» **Exercise requirements**: Copy each line in which the string "Quantiles" occurs.

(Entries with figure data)
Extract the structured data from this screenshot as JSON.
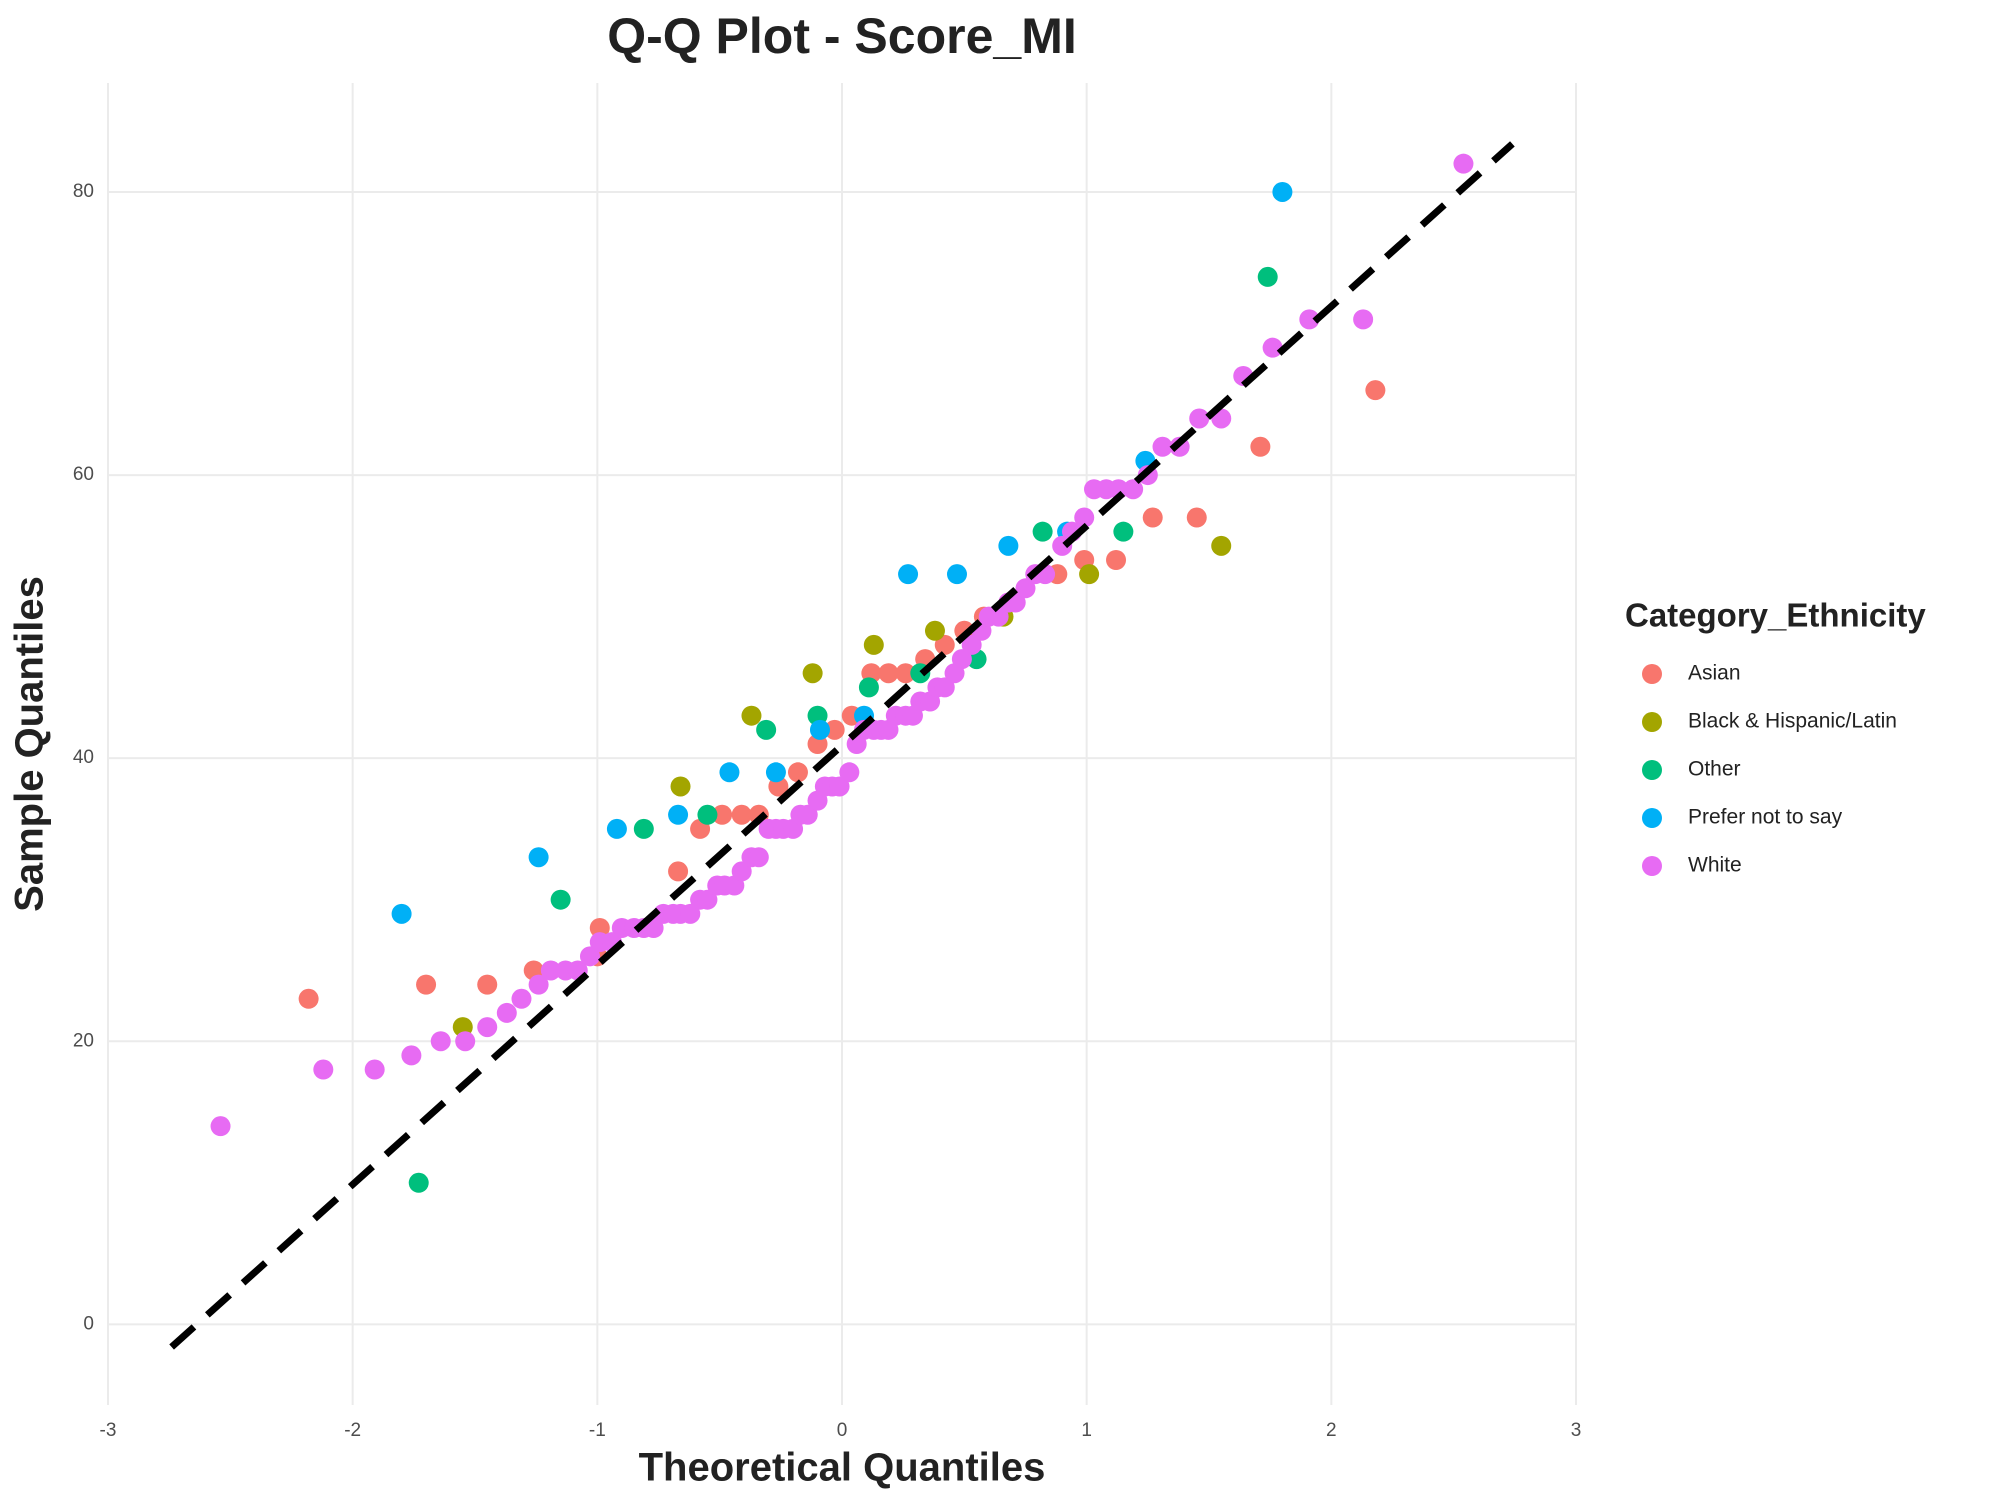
{
  "chart_data": {
    "type": "scatter",
    "title": "Q-Q Plot -  Score_MI",
    "x_label": "Theoretical Quantiles",
    "y_label": "Sample Quantiles",
    "legend_title": "Category_Ethnicity",
    "legend_position": "right",
    "grid": true,
    "xlim": [
      -3,
      3
    ],
    "ylim": [
      -5.7,
      87.7
    ],
    "xticks": [
      -3,
      -2,
      -1,
      0,
      1,
      2,
      3
    ],
    "yticks": [
      0,
      20,
      40,
      60,
      80
    ],
    "reference_line": {
      "x": [
        -2.74,
        2.74
      ],
      "y": [
        -1.6,
        83.4
      ],
      "color": "#000000",
      "style": "dashed"
    },
    "series": [
      {
        "name": "Asian",
        "color": "#f8766d",
        "x": [
          -2.18,
          -1.7,
          -1.45,
          -1.26,
          -1.0,
          -0.99,
          -0.67,
          -0.58,
          -0.49,
          -0.41,
          -0.34,
          -0.26,
          -0.18,
          -0.1,
          -0.03,
          0.04,
          0.12,
          0.19,
          0.26,
          0.34,
          0.42,
          0.5,
          0.58,
          0.88,
          0.99,
          1.12,
          1.27,
          1.45,
          1.71,
          2.18
        ],
        "y": [
          23,
          24,
          24,
          25,
          26,
          28,
          32,
          35,
          36,
          36,
          36,
          38,
          39,
          41,
          42,
          43,
          46,
          46,
          46,
          47,
          48,
          49,
          50,
          53,
          54,
          54,
          57,
          57,
          62,
          66
        ]
      },
      {
        "name": "Black & Hispanic/Latin",
        "color": "#a3a500",
        "x": [
          -1.55,
          -0.66,
          -0.37,
          -0.12,
          0.13,
          0.38,
          0.66,
          1.01,
          1.55
        ],
        "y": [
          21,
          38,
          43,
          46,
          48,
          49,
          50,
          53,
          55
        ]
      },
      {
        "name": "Other",
        "color": "#00bf7d",
        "x": [
          -1.73,
          -1.15,
          -0.81,
          -0.55,
          -0.31,
          -0.1,
          0.11,
          0.32,
          0.55,
          0.82,
          1.15,
          1.74
        ],
        "y": [
          10,
          30,
          35,
          36,
          42,
          43,
          45,
          46,
          47,
          56,
          56,
          74
        ]
      },
      {
        "name": "Prefer not to say",
        "color": "#00b0f6",
        "x": [
          -1.8,
          -1.24,
          -0.92,
          -0.67,
          -0.46,
          -0.27,
          -0.09,
          0.09,
          0.27,
          0.47,
          0.68,
          0.92,
          1.24,
          1.8
        ],
        "y": [
          29,
          33,
          35,
          36,
          39,
          39,
          42,
          43,
          53,
          53,
          55,
          56,
          61,
          80
        ]
      },
      {
        "name": "White",
        "color": "#e76bf3",
        "x": [
          -2.54,
          -2.12,
          -1.91,
          -1.76,
          -1.64,
          -1.54,
          -1.45,
          -1.37,
          -1.31,
          -1.24,
          -1.19,
          -1.13,
          -1.08,
          -1.03,
          -0.99,
          -0.94,
          -0.9,
          -0.85,
          -0.81,
          -0.77,
          -0.73,
          -0.69,
          -0.66,
          -0.62,
          -0.58,
          -0.55,
          -0.51,
          -0.48,
          -0.44,
          -0.41,
          -0.37,
          -0.34,
          -0.3,
          -0.27,
          -0.24,
          -0.2,
          -0.17,
          -0.14,
          -0.1,
          -0.07,
          -0.04,
          -0.01,
          0.03,
          0.06,
          0.09,
          0.13,
          0.16,
          0.19,
          0.22,
          0.26,
          0.29,
          0.32,
          0.36,
          0.39,
          0.42,
          0.46,
          0.49,
          0.53,
          0.57,
          0.6,
          0.64,
          0.68,
          0.71,
          0.75,
          0.79,
          0.83,
          0.9,
          0.94,
          0.99,
          1.03,
          1.08,
          1.13,
          1.19,
          1.25,
          1.31,
          1.38,
          1.46,
          1.55,
          1.64,
          1.76,
          1.91,
          2.13,
          2.54
        ],
        "y": [
          14,
          18,
          18,
          19,
          20,
          20,
          21,
          22,
          23,
          24,
          25,
          25,
          25,
          26,
          27,
          27,
          28,
          28,
          28,
          28,
          29,
          29,
          29,
          29,
          30,
          30,
          31,
          31,
          31,
          32,
          33,
          33,
          35,
          35,
          35,
          35,
          36,
          36,
          37,
          38,
          38,
          38,
          39,
          41,
          42,
          42,
          42,
          42,
          43,
          43,
          43,
          44,
          44,
          45,
          45,
          46,
          47,
          48,
          49,
          50,
          50,
          51,
          51,
          52,
          53,
          53,
          55,
          56,
          57,
          59,
          59,
          59,
          59,
          60,
          62,
          62,
          64,
          64,
          67,
          69,
          71,
          71,
          82
        ]
      }
    ]
  }
}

» **Completed exercise**:
    "x_label": "Theoretical Quantiles",
    "y_label": "Sample Quantiles",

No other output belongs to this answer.